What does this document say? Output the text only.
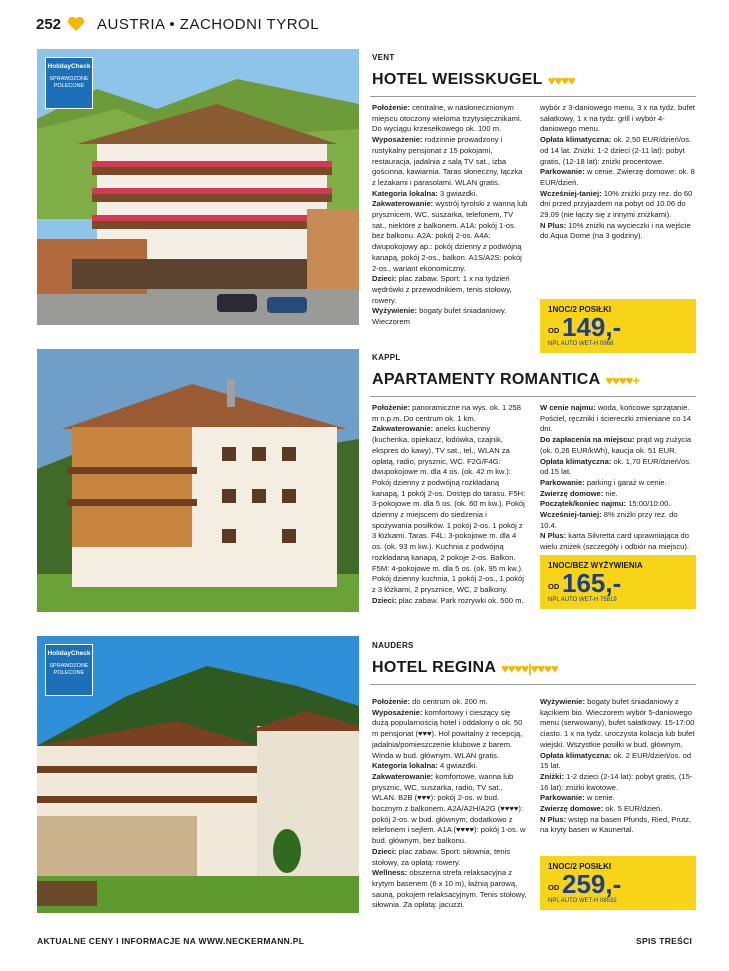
252 AUSTRIA • ZACHODNI TYROL
HolidayCheck
SPRAWDZONE POLECONE
VENT
HOTEL WEISSKUGEL ♥♥♥♥
Położenie: centralne, w nasłonecznionym miejscu otoczony wieloma trzytysięcznikami. Do wyciągu krzesełkowego ok. 100 m.
Wyposażenie: rodzinnie prowadzony i rustykalny pensjonat z 15 pokojami, restauracja, jadalnia z salą TV sat., izba gościnna, kawiarnia. Taras słoneczny, łączka z leżakami i parasolami. WLAN gratis.
Kategoria lokalna: 3 gwiazdki.
Zakwaterowanie: wystrój tyrolski z wanną lub prysznicem, WC, suszarka, telefonem, TV sat., niektóre z balkonem. A1A: pokój 1-os. bez balkonu. A2A: pokój 2-os. A4A: dwupokojowy ap.: pokój dzienny z podwójną kanapą, pokój 2-os., balkon. A1S/A2S: pokój 2-os., wariant ekonomiczny.
Dzieci: plac zabaw. Sport: 1 x na tydzień wędrówki z przewodnikiem, tenis stołowy, rowery.
Wyżywienie: bogaty bufet śniadaniowy. Wieczorem
wybór z 3-daniowego menu, 3 x na tydz. bufet sałatkowy, 1 x na tydz. grill i wybór 4-daniowego menu.
Opłata klimatyczna: ok. 2,50 EUR/dzień/os. od 14 lat. Zniżki: 1-2 dzieci (2-11 lat): pobyt gratis, (12-18 lat): zniżki procentowe.
Parkowanie: w cenie. Zwierzę domowe: ok. 8 EUR/dzień.
Wcześniej-taniej: 10% zniżki przy rez. do 60 dni przed przyjazdem na pobyt od 10.06 do 29.09 (nie łączy się z innymi zniżkami).
N Plus: 10% zniżki na wycieczki i na wejście do Aqua Dome (na 3 godziny).
1NOC/2 POSIŁKI
OD 149,-
NPL AUTO WET-H 0968
KAPPL
APARTAMENTY ROMANTICA ♥♥♥♥+
Położenie: panoramiczne na wys. ok. 1 258 m n.p.m. Do centrum ok. 1 km.
Zakwaterowanie: aneks kuchenny (kuchenka, opiekacz, lodówka, czajnik, ekspres do kawy), TV sat., tel., WLAN za opłatą, radio, prysznic, WC. F2G/F4G: dwupokojowe m. dla 4 os. (ok. 42 m kw.): Pokój dzienny z podwójną rozkładaną kanapą, 1 pokój 2-os. Dostęp do tarasu. F5H: 3-pokojowe m. dla 5 os. (ok. 60 m kw.). Pokój dzienny z miejscem do siedzenia i spożywania posiłków. 1 pokój 2-os. 1 pokój z 3 łóżkami. Taras. F4L: 3-pokojowe m. dla 4 os. (ok. 93 m kw.). Kuchnia z podwójną rozkładaną kanapą, 2 pokoje 2-os. Balkon. F5M: 4-pokojowe m. dla 5 os. (ok. 95 m kw.). Pokój dzienny kuchnia, 1 pokój 2-os., 1 pokój z 3 łóżkami, 2 prysznice, WC, 2 balkony.
Dzieci: plac zabaw. Park rozrywki ok. 500 m.
W cenie najmu: woda, końcowe sprzątanie. Pościel, ręczniki i ściereczki zmieniane co 14 dni.
Do zapłacenia na miejscu: prąd wg zużycia (ok. 0,26 EUR/kWh), kaucja ok. 51 EUR.
Opłata klimatyczna: ok. 1,70 EUR/dzień/os. od 15 lat.
Parkowanie: parking i garaż w cenie.
Zwierzę domowe: nie.
Początek/koniec najmu: 15:00/10:00.
Wcześniej-taniej: 8% zniżki przy rez. do 10.4.
N Plus: karta Silvretta card uprawniająca do wielu zniżek (szczegóły i odbiór na miejscu).
1NOC/BEZ WYŻYWIENIA
OD 165,-
NPL AUTO WET-H 75819
HolidayCheck
SPRAWDZONE POLECONE
NAUDERS
HOTEL REGINA ♥♥♥♥|♥♥♥♥
Położenie: do centrum ok. 200 m.
Wyposażenie: komfortowy i cieszący się dużą popularnością hotel i oddalony o ok. 50 m pensjonat (♥♥♥). Hol powitalny z recepcją, jadalnia/pomieszczenie klubowe z barem. Winda w bud. głównym. WLAN gratis.
Kategoria lokalna: 4 gwiazdki.
Zakwaterowanie: komfortowe, wanna lub prysznic, WC, suszarka, radio, TV sat., WLAN. B2B (♥♥♥): pokój 2-os. w bud. bocznym z balkonem. A2A/A2H/A2G (♥♥♥♥): pokój 2-os. w bud. głównym, dodatkowo z telefonem i sejfem. A1A (♥♥♥♥): pokój 1-os. w bud. głównym, bez balkonu.
Dzieci: plac zabaw. Sport: siłownia, tenis stołowy, za opłatą: rowery.
Wellness: obszerna strefa relaksacyjna z krytym basenem (6 x 10 m), łaźnią parową, sauną, pokojem relaksacyjnym. Tenis stołowy, siłownia. Za opłatą: jacuzzi.
Wyżywienie: bogaty bufet śniadaniowy z kącikiem bio. Wieczorem wybór 5-daniowego menu (serwowany), bufet sałatkowy. 15-17:00 ciasto. 1 x na tydz. uroczysta kolacja lub bufet wiejski. Wszystkie posiłki w bud. głównym.
Opłata klimatyczna: ok. 2 EUR/dzień/os. od 15 lat.
Zniżki: 1-2 dzieci (2-14 lat): pobyt gratis, (15-16 lat): zniżki kwotowe.
Parkowanie: w cenie.
Zwierzę domowe: ok. 5 EUR/dzień.
N Plus: wstęp na basen Pfunds, Ried, Prutz, na kryty basen w Kaunertal.
1NOC/2 POSIŁKI
OD 259,-
NPL AUTO WET-H 08532
AKTUALNE CENY I INFORMACJE NA WWW.NECKERMANN.PL	SPIS TREŚCI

▸ Your instructions
Filter the records, keeping only lines that contain "domowe", and show those lines.

▸ Correct response
Parkowanie: w cenie. Zwierzę domowe: ok. 8 EUR/dzień.
Zwierzę domowe: nie.
Zwierzę domowe: ok. 5 EUR/dzień.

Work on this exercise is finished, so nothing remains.